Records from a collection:
____________

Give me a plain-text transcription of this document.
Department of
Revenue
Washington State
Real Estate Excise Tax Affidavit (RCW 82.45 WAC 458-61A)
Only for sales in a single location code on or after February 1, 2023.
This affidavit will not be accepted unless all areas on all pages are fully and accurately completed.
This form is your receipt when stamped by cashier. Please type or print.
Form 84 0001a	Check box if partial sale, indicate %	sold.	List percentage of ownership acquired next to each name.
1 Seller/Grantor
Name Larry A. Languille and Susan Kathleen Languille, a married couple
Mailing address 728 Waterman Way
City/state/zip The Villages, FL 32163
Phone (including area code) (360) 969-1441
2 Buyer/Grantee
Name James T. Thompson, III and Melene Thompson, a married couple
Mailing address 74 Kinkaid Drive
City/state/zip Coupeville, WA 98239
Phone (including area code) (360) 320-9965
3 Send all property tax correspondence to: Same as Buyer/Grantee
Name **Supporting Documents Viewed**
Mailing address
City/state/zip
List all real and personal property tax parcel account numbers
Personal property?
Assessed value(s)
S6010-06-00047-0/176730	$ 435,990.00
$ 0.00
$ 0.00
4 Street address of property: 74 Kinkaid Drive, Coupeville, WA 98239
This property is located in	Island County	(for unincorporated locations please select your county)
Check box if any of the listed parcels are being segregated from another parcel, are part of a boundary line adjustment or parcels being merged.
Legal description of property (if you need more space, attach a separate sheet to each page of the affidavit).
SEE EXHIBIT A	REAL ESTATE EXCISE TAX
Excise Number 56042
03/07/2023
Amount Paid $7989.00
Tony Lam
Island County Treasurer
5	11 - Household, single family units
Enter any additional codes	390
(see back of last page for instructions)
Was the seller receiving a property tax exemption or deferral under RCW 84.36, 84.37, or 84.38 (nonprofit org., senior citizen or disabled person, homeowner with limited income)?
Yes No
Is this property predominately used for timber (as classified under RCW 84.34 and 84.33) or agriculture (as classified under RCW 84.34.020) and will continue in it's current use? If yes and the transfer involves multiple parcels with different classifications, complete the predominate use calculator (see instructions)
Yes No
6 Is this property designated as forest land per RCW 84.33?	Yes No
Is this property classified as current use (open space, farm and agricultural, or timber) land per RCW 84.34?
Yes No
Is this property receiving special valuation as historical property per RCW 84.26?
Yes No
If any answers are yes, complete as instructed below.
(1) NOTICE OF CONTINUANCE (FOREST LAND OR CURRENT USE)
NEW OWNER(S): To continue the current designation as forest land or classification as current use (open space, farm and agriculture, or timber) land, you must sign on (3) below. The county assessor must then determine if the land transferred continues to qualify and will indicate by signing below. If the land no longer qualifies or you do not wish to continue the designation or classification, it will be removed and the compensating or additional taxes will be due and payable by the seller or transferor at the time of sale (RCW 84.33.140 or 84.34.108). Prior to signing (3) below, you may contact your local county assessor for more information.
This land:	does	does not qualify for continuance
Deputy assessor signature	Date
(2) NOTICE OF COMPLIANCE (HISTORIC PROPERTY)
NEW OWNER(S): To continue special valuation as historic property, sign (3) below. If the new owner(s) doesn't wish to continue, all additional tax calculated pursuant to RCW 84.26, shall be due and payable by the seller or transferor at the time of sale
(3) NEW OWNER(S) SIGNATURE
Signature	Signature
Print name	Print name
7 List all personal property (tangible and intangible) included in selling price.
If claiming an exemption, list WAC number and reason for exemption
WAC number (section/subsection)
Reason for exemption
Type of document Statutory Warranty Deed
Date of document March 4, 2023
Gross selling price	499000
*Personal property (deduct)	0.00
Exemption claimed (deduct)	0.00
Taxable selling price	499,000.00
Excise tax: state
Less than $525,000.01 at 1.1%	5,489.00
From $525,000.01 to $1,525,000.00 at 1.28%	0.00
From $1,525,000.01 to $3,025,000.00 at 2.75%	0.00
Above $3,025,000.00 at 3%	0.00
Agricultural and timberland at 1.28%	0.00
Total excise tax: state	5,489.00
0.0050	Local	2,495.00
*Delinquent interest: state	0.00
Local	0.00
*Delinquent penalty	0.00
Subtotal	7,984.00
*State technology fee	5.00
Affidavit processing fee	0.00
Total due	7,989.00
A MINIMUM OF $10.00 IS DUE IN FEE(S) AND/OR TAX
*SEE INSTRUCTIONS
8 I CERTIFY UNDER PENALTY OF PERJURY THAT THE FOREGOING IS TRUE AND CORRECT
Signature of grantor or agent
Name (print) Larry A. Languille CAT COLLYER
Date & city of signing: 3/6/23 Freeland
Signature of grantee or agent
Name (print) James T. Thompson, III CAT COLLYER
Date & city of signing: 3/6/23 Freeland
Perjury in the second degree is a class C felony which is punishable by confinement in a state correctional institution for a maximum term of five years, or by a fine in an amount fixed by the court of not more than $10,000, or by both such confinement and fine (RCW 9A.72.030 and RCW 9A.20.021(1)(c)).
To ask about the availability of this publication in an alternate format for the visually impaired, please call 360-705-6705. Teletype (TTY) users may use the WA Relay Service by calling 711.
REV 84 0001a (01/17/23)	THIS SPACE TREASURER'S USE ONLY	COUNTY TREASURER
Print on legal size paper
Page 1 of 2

____________

Task requirements: Show all lines from the records above where the word "Island" occurs.

Exercise output:
This property is located in	Island County	(for unincorporated locations please select your county)
Island County Treasurer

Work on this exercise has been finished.